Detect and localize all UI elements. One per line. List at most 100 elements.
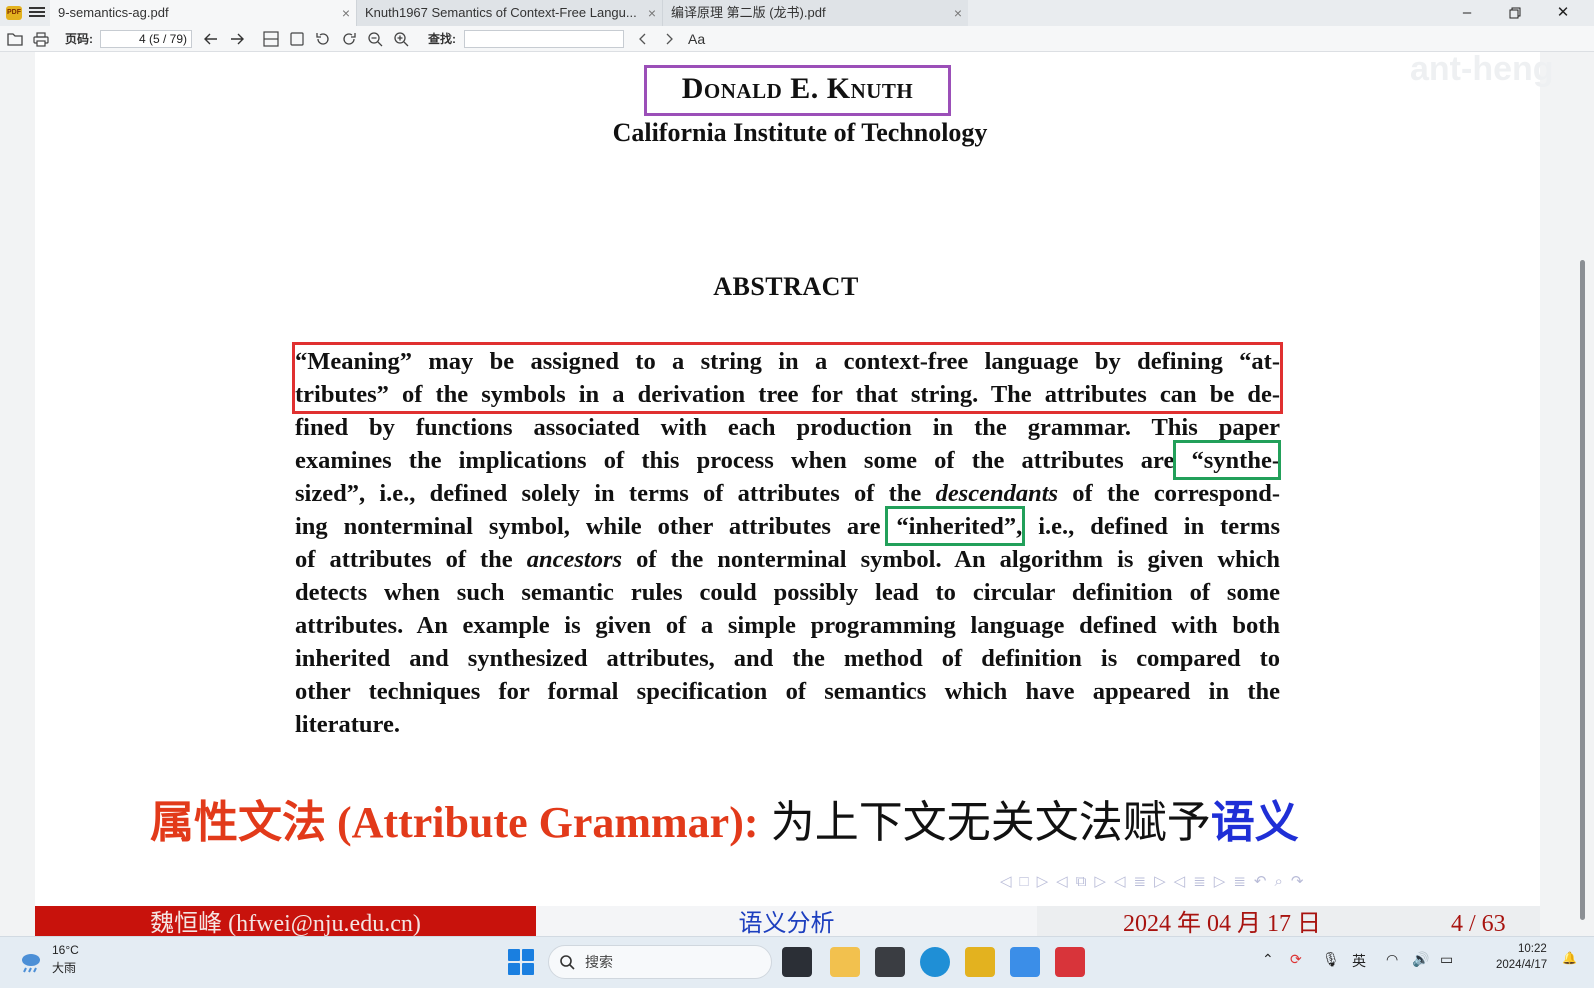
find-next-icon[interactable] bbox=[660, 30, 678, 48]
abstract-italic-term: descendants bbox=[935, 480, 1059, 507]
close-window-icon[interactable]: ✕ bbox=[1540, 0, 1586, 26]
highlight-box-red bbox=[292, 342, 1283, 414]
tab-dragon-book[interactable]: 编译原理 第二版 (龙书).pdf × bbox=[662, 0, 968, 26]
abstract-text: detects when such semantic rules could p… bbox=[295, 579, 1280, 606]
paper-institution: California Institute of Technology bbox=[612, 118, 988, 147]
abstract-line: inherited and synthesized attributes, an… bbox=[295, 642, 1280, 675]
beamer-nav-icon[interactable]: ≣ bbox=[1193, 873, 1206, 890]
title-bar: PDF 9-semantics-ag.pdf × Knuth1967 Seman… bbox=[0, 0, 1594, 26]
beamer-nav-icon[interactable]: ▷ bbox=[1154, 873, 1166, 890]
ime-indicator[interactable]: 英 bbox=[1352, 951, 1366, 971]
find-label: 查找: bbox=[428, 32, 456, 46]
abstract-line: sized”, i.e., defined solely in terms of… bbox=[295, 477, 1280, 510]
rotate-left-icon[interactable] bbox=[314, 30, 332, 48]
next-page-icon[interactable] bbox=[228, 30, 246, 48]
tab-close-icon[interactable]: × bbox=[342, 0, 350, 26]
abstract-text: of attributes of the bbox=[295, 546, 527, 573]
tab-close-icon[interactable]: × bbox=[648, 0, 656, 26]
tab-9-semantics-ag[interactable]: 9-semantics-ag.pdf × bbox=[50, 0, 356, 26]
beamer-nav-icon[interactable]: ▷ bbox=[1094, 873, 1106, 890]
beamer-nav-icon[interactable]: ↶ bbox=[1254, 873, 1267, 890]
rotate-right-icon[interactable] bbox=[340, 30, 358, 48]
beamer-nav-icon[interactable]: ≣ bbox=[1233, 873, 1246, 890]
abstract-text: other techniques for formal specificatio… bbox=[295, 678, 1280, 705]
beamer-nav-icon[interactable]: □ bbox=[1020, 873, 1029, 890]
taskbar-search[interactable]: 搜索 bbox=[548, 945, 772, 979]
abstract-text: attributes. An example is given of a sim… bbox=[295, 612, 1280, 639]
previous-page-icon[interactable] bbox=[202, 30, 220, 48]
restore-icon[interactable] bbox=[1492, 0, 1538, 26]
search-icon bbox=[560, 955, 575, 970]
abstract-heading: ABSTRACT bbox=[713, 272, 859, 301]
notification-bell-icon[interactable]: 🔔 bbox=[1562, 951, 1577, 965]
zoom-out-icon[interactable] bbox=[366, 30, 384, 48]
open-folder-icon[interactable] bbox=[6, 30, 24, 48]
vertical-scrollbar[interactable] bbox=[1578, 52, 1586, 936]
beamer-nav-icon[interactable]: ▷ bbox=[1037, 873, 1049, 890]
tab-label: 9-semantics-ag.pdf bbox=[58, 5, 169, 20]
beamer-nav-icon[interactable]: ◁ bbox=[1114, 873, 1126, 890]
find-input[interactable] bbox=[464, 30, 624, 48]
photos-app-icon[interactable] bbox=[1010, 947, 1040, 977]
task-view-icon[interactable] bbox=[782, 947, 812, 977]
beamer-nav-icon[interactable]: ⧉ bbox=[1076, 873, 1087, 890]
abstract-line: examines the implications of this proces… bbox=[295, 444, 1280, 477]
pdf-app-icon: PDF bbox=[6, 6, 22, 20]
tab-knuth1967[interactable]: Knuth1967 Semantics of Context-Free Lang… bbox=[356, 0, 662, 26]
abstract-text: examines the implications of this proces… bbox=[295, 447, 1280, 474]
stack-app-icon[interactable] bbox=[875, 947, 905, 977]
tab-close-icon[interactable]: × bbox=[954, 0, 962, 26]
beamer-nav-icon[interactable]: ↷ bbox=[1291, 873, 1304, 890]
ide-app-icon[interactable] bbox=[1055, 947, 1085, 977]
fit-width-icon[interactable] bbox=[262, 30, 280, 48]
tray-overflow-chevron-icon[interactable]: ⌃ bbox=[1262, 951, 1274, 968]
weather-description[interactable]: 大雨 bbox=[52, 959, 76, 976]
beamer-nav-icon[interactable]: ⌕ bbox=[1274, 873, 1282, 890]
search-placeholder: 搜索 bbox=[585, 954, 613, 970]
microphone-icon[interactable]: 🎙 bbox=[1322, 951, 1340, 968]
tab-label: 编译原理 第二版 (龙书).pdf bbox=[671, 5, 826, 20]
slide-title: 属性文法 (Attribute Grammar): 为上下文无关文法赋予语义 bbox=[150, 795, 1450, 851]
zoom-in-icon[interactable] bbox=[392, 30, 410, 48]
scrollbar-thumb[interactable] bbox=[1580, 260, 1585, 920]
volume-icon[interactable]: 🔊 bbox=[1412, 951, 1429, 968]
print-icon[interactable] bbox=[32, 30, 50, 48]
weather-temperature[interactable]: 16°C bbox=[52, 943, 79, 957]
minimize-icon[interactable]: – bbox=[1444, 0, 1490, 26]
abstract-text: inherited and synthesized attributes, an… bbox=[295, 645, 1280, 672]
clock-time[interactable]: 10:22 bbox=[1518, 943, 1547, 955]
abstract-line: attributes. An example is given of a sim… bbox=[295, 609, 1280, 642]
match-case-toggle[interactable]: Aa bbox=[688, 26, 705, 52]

THE EXERCISE
Output the lines again exactly, limited to the part that opens with the line containing "find-next-icon[interactable] bbox=[660, 30, 678, 48]" and closes with the line containing "tab-9-semantics-ag[interactable]: 9-semantics-ag.pdf ×", both included.

FULL ANSWER
find-next-icon[interactable] bbox=[660, 30, 678, 48]
abstract-italic-term: descendants bbox=[935, 480, 1059, 507]
close-window-icon[interactable]: ✕ bbox=[1540, 0, 1586, 26]
highlight-box-red bbox=[292, 342, 1283, 414]
tab-dragon-book[interactable]: 编译原理 第二版 (龙书).pdf × bbox=[662, 0, 968, 26]
abstract-text: detects when such semantic rules could p… bbox=[295, 579, 1280, 606]
paper-institution: California Institute of Technology bbox=[612, 118, 988, 147]
abstract-line: inherited and synthesized attributes, an… bbox=[295, 642, 1280, 675]
beamer-nav-icon[interactable]: ≣ bbox=[1193, 873, 1206, 890]
title-bar: PDF 9-semantics-ag.pdf × Knuth1967 Seman… bbox=[0, 0, 1594, 26]
beamer-nav-icon[interactable]: ▷ bbox=[1154, 873, 1166, 890]
ime-indicator[interactable]: 英 bbox=[1352, 951, 1366, 971]
find-label: 查找: bbox=[428, 32, 456, 46]
abstract-line: sized”, i.e., defined solely in terms of… bbox=[295, 477, 1280, 510]
rotate-left-icon[interactable] bbox=[314, 30, 332, 48]
next-page-icon[interactable] bbox=[228, 30, 246, 48]
tab-close-icon[interactable]: × bbox=[342, 0, 350, 26]
abstract-text: of attributes of the bbox=[295, 546, 527, 573]
tab-close-icon[interactable]: × bbox=[648, 0, 656, 26]
tab-9-semantics-ag[interactable]: 9-semantics-ag.pdf × bbox=[50, 0, 356, 26]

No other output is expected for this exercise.